## Dataset rows
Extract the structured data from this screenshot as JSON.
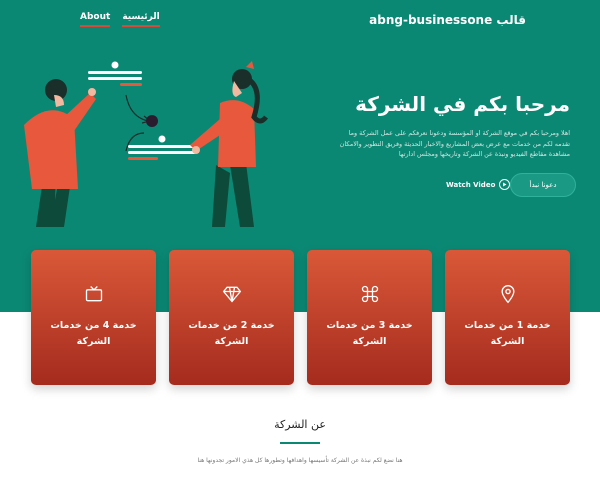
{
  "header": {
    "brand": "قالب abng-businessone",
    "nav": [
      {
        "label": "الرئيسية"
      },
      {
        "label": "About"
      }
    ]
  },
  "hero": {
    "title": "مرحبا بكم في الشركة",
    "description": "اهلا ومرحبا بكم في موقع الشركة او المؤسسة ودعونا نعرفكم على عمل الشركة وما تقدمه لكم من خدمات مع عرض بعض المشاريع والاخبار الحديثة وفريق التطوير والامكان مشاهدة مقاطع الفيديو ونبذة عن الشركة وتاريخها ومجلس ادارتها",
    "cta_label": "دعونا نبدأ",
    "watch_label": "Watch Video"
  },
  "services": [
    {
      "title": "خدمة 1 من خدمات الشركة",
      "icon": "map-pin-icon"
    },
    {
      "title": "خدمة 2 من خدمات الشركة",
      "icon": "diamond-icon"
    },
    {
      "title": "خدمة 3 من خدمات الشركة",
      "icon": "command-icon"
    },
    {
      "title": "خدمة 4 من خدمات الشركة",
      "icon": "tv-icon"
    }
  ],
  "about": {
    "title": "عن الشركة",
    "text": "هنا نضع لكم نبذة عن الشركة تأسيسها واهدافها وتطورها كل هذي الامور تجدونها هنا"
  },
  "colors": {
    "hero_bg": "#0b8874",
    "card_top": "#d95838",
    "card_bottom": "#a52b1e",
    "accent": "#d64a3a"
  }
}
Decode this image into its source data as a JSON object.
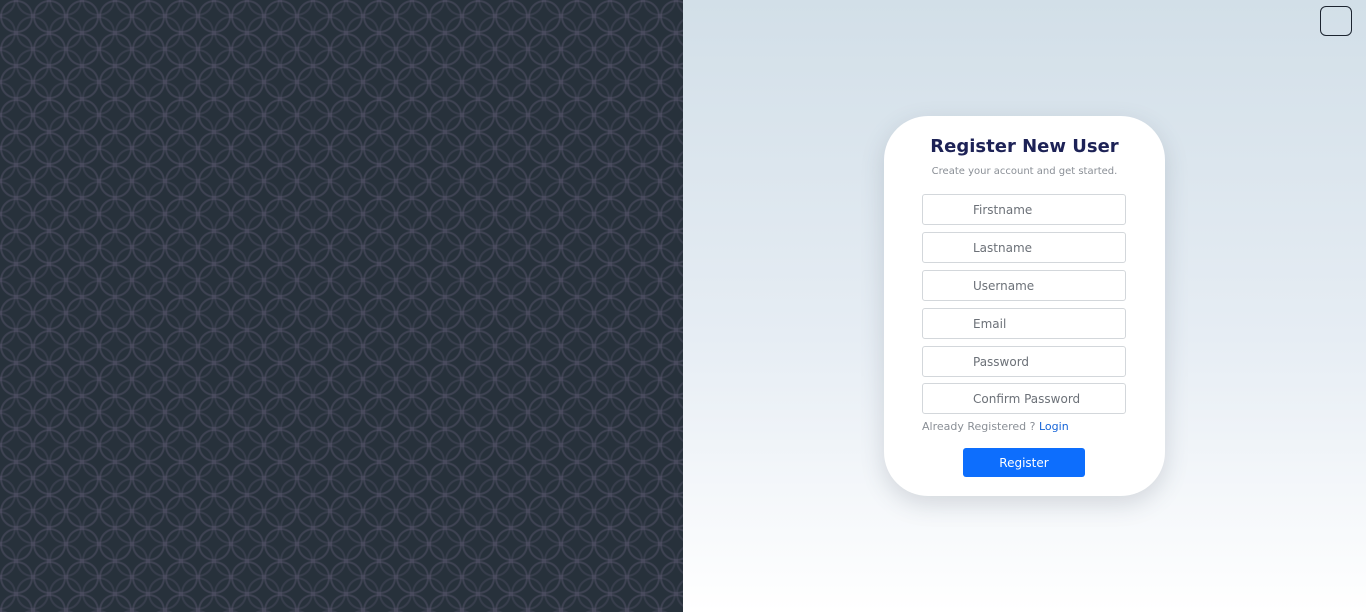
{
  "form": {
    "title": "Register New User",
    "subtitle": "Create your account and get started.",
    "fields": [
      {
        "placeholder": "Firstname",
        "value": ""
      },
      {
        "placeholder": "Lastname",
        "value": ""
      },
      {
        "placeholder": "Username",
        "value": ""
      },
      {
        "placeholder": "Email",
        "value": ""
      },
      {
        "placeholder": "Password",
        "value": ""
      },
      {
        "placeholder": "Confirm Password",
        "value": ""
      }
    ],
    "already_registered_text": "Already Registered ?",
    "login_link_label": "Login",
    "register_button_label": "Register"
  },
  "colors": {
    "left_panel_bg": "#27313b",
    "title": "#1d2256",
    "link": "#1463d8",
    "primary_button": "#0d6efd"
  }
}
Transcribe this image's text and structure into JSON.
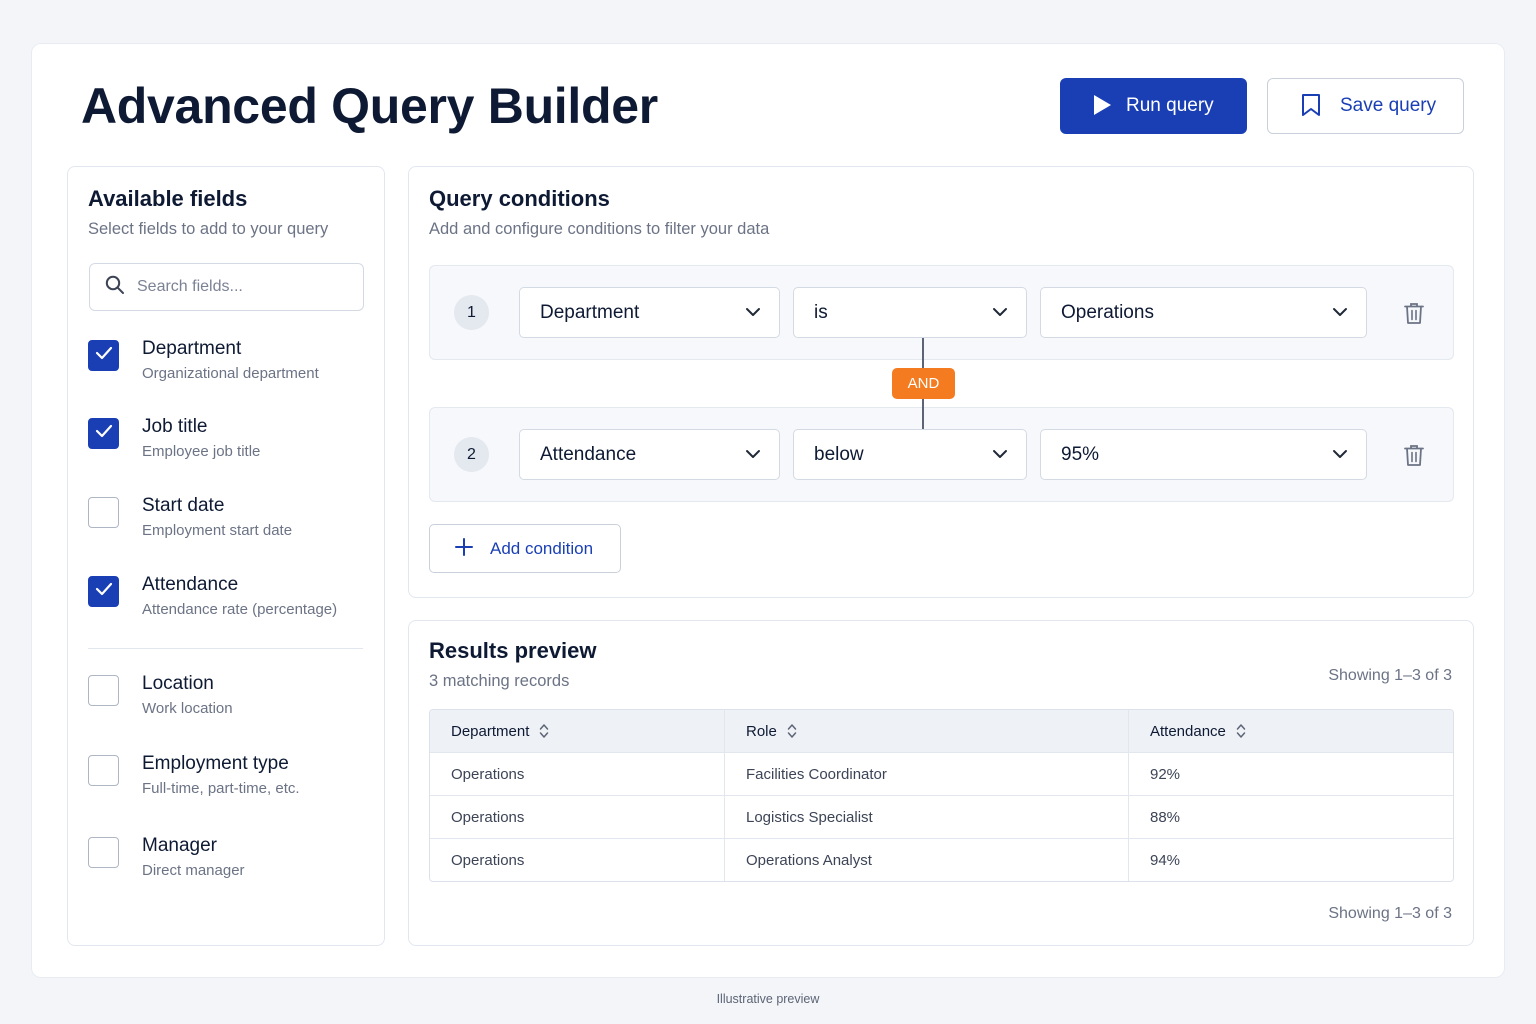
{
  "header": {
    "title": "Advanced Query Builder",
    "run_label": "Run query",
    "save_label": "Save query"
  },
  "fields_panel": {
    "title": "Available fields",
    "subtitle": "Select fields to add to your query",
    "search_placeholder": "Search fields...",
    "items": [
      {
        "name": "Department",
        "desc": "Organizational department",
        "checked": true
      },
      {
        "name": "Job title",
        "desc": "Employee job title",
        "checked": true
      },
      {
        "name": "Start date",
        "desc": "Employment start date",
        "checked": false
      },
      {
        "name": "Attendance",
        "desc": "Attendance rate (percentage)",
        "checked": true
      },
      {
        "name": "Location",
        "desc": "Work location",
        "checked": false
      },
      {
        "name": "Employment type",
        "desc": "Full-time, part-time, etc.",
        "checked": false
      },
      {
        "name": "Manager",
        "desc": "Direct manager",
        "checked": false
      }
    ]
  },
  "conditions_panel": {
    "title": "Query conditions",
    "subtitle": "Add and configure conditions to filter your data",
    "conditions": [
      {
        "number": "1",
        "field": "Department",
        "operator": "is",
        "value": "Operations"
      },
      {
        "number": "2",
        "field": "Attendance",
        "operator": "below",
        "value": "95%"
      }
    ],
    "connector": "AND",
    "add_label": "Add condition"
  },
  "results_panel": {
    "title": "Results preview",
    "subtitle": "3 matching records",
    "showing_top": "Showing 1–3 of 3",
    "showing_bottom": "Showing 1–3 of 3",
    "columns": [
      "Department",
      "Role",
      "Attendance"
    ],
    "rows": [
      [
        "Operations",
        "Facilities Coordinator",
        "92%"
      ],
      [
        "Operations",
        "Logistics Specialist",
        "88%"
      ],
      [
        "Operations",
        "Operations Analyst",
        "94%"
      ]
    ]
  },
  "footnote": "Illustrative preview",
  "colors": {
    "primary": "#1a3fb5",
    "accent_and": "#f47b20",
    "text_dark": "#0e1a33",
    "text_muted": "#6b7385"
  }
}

---

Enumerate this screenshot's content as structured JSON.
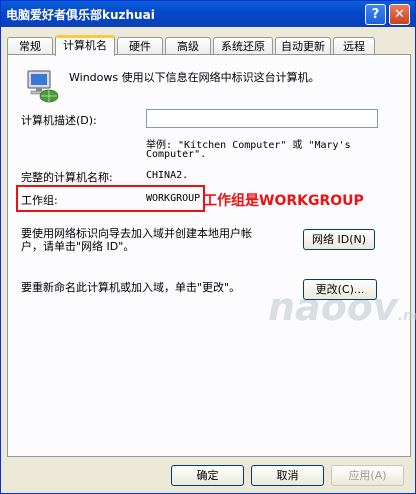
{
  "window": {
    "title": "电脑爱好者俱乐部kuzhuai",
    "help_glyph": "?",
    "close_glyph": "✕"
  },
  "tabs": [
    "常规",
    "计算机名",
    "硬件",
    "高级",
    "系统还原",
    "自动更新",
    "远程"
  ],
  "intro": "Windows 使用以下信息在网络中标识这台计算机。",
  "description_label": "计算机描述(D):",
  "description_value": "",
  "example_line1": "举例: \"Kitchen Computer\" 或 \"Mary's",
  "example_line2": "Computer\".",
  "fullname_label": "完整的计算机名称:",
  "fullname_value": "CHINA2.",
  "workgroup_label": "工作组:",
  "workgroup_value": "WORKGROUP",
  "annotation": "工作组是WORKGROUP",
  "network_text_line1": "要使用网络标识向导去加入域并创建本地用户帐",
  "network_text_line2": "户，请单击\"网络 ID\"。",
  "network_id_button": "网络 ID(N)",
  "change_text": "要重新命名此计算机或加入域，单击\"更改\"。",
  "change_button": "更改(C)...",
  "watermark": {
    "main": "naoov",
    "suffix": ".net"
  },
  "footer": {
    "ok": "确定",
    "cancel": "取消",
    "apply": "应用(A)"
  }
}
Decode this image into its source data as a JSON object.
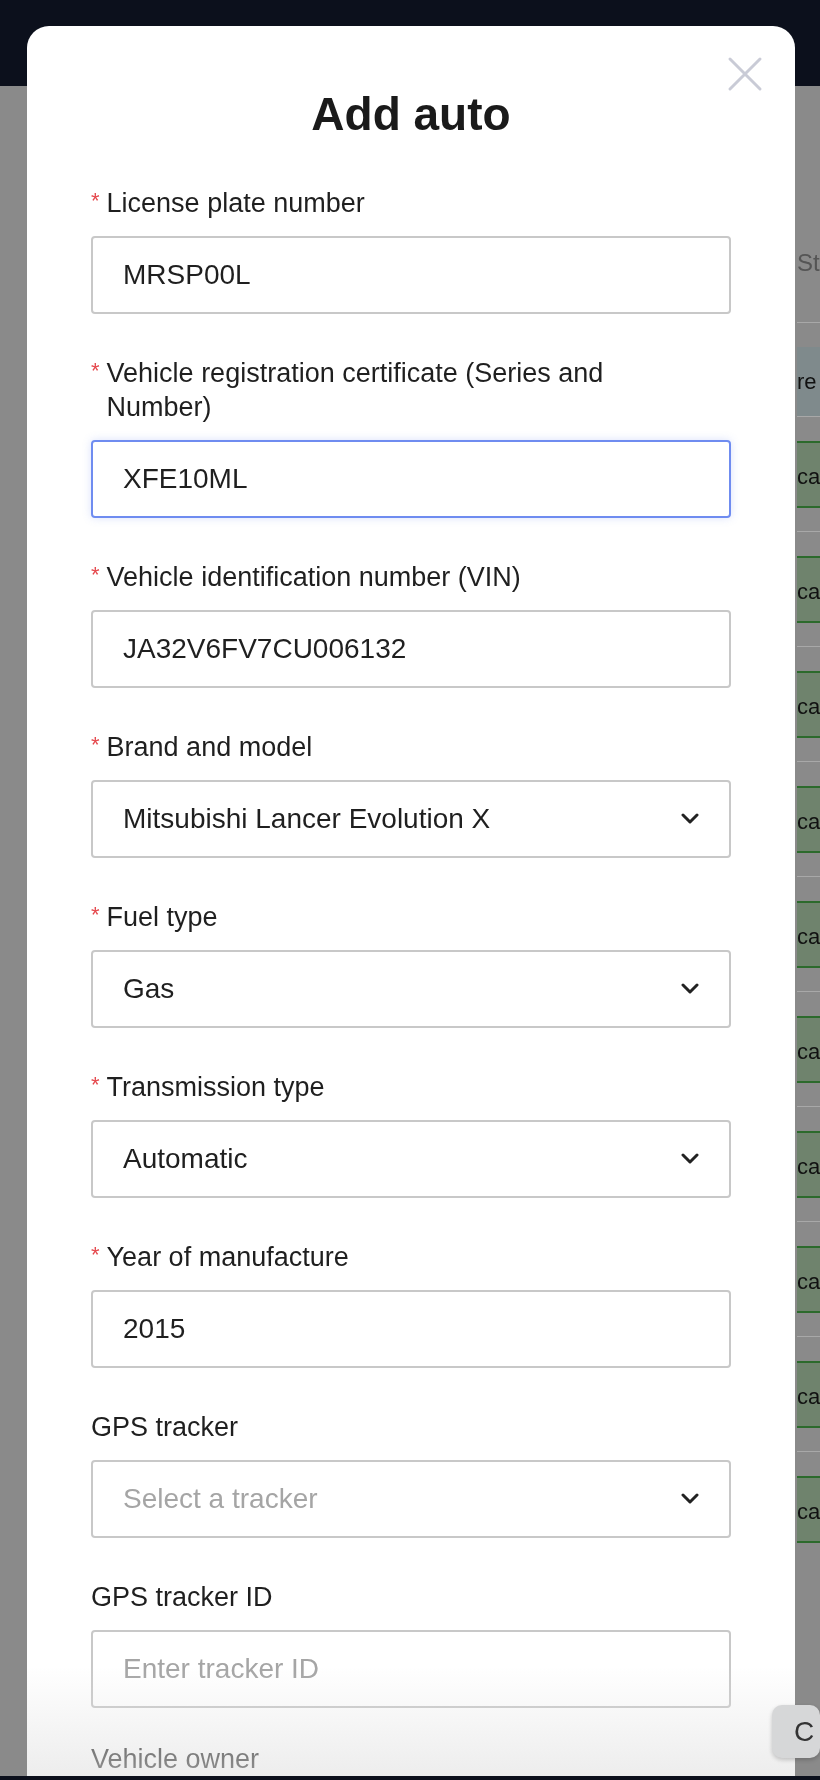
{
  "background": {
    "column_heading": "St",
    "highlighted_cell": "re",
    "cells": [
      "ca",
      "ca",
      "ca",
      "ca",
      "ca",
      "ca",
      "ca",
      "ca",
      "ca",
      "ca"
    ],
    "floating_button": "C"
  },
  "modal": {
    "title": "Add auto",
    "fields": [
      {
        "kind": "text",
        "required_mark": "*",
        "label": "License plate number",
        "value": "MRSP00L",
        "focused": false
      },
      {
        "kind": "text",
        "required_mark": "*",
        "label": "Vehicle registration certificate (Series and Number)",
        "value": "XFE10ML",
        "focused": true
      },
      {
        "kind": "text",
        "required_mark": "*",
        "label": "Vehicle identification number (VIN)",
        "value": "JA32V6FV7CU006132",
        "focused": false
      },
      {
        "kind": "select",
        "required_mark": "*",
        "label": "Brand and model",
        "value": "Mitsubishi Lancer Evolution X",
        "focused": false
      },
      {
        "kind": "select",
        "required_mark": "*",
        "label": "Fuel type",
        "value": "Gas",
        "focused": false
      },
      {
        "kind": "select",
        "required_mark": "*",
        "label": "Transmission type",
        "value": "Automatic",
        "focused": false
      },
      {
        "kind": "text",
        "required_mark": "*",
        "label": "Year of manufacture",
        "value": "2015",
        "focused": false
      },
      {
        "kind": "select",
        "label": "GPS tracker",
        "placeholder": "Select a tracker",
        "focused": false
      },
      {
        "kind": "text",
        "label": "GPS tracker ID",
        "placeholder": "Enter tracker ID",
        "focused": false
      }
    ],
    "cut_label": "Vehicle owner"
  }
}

* * *

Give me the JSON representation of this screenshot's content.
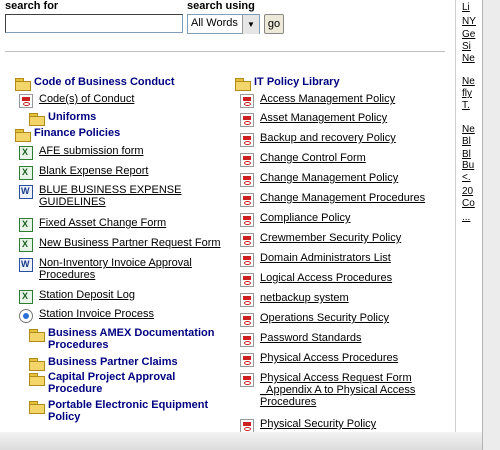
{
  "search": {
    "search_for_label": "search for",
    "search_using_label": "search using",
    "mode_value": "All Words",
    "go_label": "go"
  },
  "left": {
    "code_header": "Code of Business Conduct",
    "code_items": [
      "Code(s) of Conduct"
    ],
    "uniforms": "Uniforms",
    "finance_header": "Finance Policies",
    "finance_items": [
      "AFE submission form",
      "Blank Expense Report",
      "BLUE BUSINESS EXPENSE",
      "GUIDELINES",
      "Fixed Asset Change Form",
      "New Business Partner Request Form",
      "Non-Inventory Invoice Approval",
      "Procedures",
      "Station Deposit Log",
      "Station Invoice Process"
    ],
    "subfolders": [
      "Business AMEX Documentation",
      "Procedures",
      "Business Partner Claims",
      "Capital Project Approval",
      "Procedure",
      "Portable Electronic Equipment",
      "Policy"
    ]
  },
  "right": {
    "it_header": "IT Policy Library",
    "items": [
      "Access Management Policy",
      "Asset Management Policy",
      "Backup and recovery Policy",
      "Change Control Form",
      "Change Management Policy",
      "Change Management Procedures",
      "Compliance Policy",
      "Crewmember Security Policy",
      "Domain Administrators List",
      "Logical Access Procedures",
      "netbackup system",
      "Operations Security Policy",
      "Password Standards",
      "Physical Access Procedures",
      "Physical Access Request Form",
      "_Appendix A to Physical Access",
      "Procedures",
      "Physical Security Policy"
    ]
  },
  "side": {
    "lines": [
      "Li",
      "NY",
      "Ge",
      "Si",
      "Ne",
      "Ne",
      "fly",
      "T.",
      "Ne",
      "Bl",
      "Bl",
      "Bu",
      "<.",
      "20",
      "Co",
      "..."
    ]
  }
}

## Objective
Identify and list each line with the word "Approval".

## Exercise output
      "Non-Inventory Invoice Approval",
      "Capital Project Approval",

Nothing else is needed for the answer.